Begin Source records
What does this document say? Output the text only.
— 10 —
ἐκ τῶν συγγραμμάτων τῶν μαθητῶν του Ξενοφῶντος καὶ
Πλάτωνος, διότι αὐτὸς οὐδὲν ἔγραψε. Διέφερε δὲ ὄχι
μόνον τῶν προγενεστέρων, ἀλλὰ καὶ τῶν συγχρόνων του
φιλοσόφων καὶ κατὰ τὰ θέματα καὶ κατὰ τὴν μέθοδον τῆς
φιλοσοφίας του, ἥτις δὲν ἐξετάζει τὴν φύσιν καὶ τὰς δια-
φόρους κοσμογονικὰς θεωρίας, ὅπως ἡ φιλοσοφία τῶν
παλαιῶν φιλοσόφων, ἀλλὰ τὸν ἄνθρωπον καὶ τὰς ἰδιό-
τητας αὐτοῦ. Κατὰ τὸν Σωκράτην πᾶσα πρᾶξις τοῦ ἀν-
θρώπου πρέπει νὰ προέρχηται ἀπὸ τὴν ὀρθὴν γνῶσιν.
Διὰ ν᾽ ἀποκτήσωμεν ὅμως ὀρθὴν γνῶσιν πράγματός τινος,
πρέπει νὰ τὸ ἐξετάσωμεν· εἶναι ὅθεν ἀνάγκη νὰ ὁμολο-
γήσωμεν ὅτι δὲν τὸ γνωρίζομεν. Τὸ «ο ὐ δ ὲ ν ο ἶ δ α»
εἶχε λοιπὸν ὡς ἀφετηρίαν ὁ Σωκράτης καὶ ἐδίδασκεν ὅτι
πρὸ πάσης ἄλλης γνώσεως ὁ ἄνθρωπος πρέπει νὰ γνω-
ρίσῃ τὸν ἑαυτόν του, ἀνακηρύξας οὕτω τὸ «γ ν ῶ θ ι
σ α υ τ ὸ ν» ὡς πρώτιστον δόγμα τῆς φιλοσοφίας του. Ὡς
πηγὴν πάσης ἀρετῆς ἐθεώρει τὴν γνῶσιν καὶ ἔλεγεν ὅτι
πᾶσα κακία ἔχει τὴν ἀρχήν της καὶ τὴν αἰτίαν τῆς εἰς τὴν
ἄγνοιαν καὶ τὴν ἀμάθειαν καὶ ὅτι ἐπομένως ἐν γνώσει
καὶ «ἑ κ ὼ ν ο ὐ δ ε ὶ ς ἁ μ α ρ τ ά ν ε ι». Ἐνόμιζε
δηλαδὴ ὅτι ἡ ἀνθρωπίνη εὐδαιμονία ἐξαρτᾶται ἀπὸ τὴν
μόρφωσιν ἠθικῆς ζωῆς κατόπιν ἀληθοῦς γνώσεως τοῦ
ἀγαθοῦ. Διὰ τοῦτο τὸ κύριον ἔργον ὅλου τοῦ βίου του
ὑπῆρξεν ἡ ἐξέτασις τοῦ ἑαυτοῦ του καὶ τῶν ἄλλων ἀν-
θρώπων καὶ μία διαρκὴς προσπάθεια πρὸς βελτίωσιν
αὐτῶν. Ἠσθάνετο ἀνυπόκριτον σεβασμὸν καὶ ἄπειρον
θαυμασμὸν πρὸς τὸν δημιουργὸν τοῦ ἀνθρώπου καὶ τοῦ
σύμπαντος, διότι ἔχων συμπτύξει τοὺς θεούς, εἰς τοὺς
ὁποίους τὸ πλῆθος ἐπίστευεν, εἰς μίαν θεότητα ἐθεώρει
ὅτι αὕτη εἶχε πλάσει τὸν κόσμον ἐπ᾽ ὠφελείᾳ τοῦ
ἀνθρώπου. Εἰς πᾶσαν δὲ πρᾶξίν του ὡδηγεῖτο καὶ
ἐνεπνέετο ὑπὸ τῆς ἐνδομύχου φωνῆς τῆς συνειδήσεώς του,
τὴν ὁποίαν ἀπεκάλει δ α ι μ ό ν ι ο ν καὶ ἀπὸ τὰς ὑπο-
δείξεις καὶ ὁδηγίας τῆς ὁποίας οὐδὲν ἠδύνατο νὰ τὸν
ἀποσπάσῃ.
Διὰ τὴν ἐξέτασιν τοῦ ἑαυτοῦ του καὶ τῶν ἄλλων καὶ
End Source records
▶ **What you will do**:
Gather up the lines that contain the word "ἑαυτοῦ".

▶ **Written answer**:
ὑπῆρξεν ἡ ἐξέτασις τοῦ ἑαυτοῦ του καὶ τῶν ἄλλων ἀν-
Διὰ τὴν ἐξέτασιν τοῦ ἑαυτοῦ του καὶ τῶν ἄλλων καὶ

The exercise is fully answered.